• [Stated problem] Each line containing the word "Algorithm" needs to be copied.

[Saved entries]
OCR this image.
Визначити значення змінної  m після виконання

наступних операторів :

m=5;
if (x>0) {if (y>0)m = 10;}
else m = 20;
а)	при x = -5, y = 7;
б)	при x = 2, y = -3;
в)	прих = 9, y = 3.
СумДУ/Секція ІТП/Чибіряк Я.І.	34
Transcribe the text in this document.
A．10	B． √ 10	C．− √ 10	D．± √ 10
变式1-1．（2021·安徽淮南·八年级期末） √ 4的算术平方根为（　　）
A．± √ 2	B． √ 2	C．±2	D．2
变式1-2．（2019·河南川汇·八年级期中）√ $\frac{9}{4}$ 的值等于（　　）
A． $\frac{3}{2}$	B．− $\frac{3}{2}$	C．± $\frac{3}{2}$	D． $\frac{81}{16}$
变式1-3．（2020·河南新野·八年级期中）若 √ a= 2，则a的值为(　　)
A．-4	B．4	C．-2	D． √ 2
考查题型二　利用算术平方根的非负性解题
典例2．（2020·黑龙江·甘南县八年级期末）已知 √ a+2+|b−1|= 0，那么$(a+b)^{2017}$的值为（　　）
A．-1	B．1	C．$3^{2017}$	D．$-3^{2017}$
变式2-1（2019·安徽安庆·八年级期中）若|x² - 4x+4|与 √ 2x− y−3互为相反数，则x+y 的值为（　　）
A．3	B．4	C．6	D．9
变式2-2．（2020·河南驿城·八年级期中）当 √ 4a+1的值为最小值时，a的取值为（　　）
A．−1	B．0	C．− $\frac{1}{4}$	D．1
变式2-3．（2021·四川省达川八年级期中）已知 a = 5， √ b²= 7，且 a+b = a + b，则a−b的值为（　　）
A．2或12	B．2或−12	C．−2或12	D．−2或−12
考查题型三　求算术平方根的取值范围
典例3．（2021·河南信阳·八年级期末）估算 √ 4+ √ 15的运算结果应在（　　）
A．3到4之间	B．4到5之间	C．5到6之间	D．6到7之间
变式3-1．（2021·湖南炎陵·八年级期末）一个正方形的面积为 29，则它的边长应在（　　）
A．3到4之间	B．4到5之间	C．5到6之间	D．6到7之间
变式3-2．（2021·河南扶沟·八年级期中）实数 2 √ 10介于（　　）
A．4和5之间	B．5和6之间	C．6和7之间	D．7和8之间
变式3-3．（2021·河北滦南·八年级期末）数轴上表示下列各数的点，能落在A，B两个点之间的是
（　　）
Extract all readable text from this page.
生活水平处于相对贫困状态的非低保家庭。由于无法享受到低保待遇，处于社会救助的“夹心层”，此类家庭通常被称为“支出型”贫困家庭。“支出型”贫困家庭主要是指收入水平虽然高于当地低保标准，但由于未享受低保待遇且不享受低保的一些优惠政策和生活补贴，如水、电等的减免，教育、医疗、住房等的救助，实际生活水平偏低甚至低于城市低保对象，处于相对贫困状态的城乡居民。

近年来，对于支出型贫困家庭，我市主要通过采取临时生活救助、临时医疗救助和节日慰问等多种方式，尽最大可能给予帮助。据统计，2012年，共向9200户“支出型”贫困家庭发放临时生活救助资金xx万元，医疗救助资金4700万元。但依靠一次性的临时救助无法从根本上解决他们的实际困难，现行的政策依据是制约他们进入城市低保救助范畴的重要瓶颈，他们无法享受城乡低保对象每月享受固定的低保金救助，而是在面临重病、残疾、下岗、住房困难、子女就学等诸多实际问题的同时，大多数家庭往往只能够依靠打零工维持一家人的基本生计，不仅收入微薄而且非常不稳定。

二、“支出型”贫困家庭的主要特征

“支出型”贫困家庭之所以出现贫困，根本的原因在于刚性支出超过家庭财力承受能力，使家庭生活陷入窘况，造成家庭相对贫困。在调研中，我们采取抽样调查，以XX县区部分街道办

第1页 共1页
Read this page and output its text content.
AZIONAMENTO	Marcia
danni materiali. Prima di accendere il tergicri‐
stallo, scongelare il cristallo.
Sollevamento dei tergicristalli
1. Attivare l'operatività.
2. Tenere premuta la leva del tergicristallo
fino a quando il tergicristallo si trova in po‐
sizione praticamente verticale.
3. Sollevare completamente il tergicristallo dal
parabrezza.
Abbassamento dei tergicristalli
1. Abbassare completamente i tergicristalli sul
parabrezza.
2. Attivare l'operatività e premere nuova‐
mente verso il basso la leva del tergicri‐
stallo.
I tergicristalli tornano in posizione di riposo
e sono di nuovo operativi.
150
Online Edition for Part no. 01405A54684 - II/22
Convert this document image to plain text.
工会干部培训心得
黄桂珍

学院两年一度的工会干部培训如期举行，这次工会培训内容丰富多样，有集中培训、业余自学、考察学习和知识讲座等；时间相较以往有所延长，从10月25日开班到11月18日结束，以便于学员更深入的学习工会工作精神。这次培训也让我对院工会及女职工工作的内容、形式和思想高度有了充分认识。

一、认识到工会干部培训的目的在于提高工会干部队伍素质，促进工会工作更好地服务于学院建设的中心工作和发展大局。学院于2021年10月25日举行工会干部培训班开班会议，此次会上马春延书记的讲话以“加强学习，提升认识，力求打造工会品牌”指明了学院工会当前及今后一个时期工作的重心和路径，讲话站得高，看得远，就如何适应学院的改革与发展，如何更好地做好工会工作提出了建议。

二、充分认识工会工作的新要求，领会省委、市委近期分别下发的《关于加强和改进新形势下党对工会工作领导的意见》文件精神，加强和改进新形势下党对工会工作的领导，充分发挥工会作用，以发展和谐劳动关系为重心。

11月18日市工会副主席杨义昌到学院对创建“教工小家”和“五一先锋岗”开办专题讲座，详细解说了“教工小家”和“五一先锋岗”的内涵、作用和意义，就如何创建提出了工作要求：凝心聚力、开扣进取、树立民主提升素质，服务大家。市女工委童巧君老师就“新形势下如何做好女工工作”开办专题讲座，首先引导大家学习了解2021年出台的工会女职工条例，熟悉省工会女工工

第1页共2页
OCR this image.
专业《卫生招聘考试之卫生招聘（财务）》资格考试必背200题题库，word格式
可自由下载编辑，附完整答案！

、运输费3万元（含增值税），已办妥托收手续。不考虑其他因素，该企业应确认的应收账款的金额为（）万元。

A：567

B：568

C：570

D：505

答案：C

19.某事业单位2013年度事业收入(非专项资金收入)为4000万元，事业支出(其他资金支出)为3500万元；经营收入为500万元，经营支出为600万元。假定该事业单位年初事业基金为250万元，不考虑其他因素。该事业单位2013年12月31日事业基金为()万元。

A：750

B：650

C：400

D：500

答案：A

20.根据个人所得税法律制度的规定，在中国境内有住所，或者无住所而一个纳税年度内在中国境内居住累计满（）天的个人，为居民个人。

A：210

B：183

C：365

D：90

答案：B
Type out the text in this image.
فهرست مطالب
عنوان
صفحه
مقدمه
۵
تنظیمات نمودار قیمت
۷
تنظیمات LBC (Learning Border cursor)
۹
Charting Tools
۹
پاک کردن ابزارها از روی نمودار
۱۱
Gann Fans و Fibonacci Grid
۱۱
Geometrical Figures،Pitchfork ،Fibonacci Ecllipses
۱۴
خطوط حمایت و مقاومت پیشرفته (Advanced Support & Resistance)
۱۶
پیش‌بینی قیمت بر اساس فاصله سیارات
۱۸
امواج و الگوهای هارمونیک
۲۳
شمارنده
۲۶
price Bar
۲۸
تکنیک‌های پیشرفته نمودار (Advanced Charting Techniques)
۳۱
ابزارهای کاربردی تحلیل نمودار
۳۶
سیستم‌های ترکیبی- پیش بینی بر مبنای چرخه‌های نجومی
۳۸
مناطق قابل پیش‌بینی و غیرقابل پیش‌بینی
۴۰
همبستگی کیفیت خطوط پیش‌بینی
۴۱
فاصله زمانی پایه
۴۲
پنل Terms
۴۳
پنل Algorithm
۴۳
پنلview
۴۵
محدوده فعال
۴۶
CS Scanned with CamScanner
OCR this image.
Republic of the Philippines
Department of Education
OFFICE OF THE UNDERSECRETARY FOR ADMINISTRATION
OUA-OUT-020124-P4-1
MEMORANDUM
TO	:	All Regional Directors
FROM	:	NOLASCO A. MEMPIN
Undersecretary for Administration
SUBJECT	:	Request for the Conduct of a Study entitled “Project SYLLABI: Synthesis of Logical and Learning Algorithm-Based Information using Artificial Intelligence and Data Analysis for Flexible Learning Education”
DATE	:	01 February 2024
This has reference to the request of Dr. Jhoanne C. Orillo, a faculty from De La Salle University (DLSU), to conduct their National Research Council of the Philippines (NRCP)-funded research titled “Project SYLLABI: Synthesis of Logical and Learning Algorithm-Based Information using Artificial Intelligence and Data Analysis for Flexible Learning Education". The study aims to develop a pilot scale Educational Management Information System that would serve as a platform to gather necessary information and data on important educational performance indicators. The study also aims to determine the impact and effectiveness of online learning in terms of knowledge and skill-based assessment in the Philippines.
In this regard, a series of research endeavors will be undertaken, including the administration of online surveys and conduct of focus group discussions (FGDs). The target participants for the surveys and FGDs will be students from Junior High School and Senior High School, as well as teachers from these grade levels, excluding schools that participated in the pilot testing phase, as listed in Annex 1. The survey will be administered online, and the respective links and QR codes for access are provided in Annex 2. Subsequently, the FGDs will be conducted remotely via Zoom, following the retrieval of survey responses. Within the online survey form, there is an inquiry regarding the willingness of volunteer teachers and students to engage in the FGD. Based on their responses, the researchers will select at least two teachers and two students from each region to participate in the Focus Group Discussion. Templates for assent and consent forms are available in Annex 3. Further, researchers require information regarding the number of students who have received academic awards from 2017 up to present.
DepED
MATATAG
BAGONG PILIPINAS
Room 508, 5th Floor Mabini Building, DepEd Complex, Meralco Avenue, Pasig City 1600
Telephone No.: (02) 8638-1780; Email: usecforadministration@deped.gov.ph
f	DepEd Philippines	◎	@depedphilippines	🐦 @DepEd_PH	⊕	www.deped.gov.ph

• [Task output]
پنل Algorithm
SUBJECT	:	Request for the Conduct of a Study entitled “Project SYLLABI: Synthesis of Logical and Learning Algorithm-Based Information using Artificial Intelligence and Data Analysis for Flexible Learning Education”
This has reference to the request of Dr. Jhoanne C. Orillo, a faculty from De La Salle University (DLSU), to conduct their National Research Council of the Philippines (NRCP)-funded research titled “Project SYLLABI: Synthesis of Logical and Learning Algorithm-Based Information using Artificial Intelligence and Data Analysis for Flexible Learning Education". The study aims to develop a pilot scale Educational Management Information System that would serve as a platform to gather necessary information and data on important educational performance indicators. The study also aims to determine the impact and effectiveness of online learning in terms of knowledge and skill-based assessment in the Philippines.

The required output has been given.